— begin —

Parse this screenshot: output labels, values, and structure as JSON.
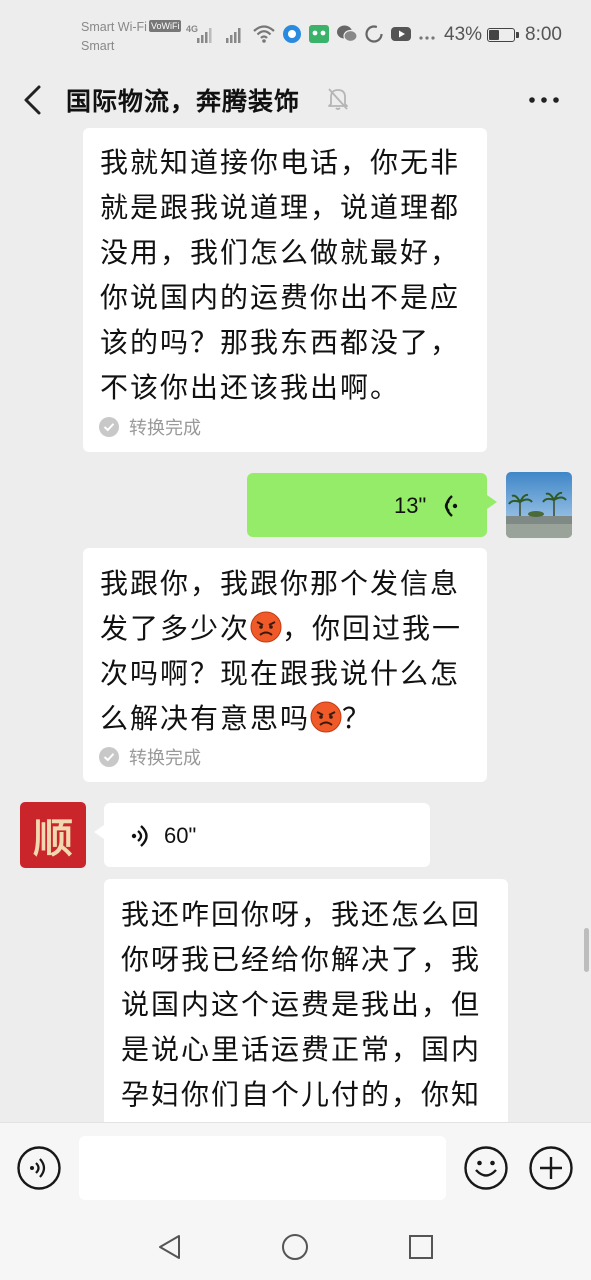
{
  "status_bar": {
    "carrier_line1": "Smart Wi-Fi",
    "vowifi_badge": "VoWiFi",
    "carrier_line2": "Smart",
    "network_type": "4G",
    "battery_percent_text": "43%",
    "battery_level": 0.43,
    "time": "8:00"
  },
  "header": {
    "back_icon": "chevron-left-icon",
    "title": "国际物流，奔腾装饰",
    "mute_icon": "bell-off-icon",
    "more_icon": "more-dots-icon"
  },
  "messages": [
    {
      "side": "left",
      "type": "voice-transcript",
      "text": "我就知道接你电话，你无非\n就是跟我说道理，说道理都\n没用，我们怎么做就最好，\n你说国内的运费你出不是应\n该的吗？那我东西都没了，\n不该你出还该我出啊。",
      "status": "转换完成"
    },
    {
      "side": "right",
      "type": "voice",
      "duration": "13\""
    },
    {
      "side": "left",
      "type": "voice-transcript",
      "text_parts": [
        "我跟你，我跟你那个发信息\n发了多少次",
        "，你回过我一\n次吗啊？现在跟我说什么怎\n么解决有意思吗",
        "？"
      ],
      "emoji": "angry-face-icon",
      "status": "转换完成"
    },
    {
      "side": "left",
      "type": "voice",
      "duration": "60\"",
      "avatar_text": "顺"
    },
    {
      "side": "left",
      "type": "voice-transcript",
      "text": "我还咋回你呀，我还怎么回\n你呀我已经给你解决了，我\n说国内这个运费是我出，但\n是说心里话运费正常，国内\n孕妇你们自个儿付的，你知"
    }
  ],
  "input_bar": {
    "voice_icon": "voice-input-icon",
    "placeholder": "",
    "emoji_icon": "emoji-icon",
    "plus_icon": "plus-circle-icon"
  },
  "nav_bar": {
    "back": "nav-back-icon",
    "home": "nav-home-icon",
    "recents": "nav-recents-icon"
  }
}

— end —

WORK REQUIRED.
Write the listing out a second time exactly, dropping all images.

WRITTEN SOLUTION.
Parse this screenshot: output labels, values, and structure as JSON.
{
  "status_bar": {
    "carrier_line1": "Smart Wi-Fi",
    "vowifi_badge": "VoWiFi",
    "carrier_line2": "Smart",
    "network_type": "4G",
    "battery_percent_text": "43%",
    "battery_level": 0.43,
    "time": "8:00"
  },
  "header": {
    "back_icon": "chevron-left-icon",
    "title": "国际物流，奔腾装饰",
    "mute_icon": "bell-off-icon",
    "more_icon": "more-dots-icon"
  },
  "messages": [
    {
      "side": "left",
      "type": "voice-transcript",
      "text": "我就知道接你电话，你无非\n就是跟我说道理，说道理都\n没用，我们怎么做就最好，\n你说国内的运费你出不是应\n该的吗？那我东西都没了，\n不该你出还该我出啊。",
      "status": "转换完成"
    },
    {
      "side": "right",
      "type": "voice",
      "duration": "13\""
    },
    {
      "side": "left",
      "type": "voice-transcript",
      "text_parts": [
        "我跟你，我跟你那个发信息\n发了多少次",
        "，你回过我一\n次吗啊？现在跟我说什么怎\n么解决有意思吗",
        "？"
      ],
      "emoji": "angry-face-icon",
      "status": "转换完成"
    },
    {
      "side": "left",
      "type": "voice",
      "duration": "60\"",
      "avatar_text": "顺"
    },
    {
      "side": "left",
      "type": "voice-transcript",
      "text": "我还咋回你呀，我还怎么回\n你呀我已经给你解决了，我\n说国内这个运费是我出，但\n是说心里话运费正常，国内\n孕妇你们自个儿付的，你知"
    }
  ],
  "input_bar": {
    "voice_icon": "voice-input-icon",
    "placeholder": "",
    "emoji_icon": "emoji-icon",
    "plus_icon": "plus-circle-icon"
  },
  "nav_bar": {
    "back": "nav-back-icon",
    "home": "nav-home-icon",
    "recents": "nav-recents-icon"
  }
}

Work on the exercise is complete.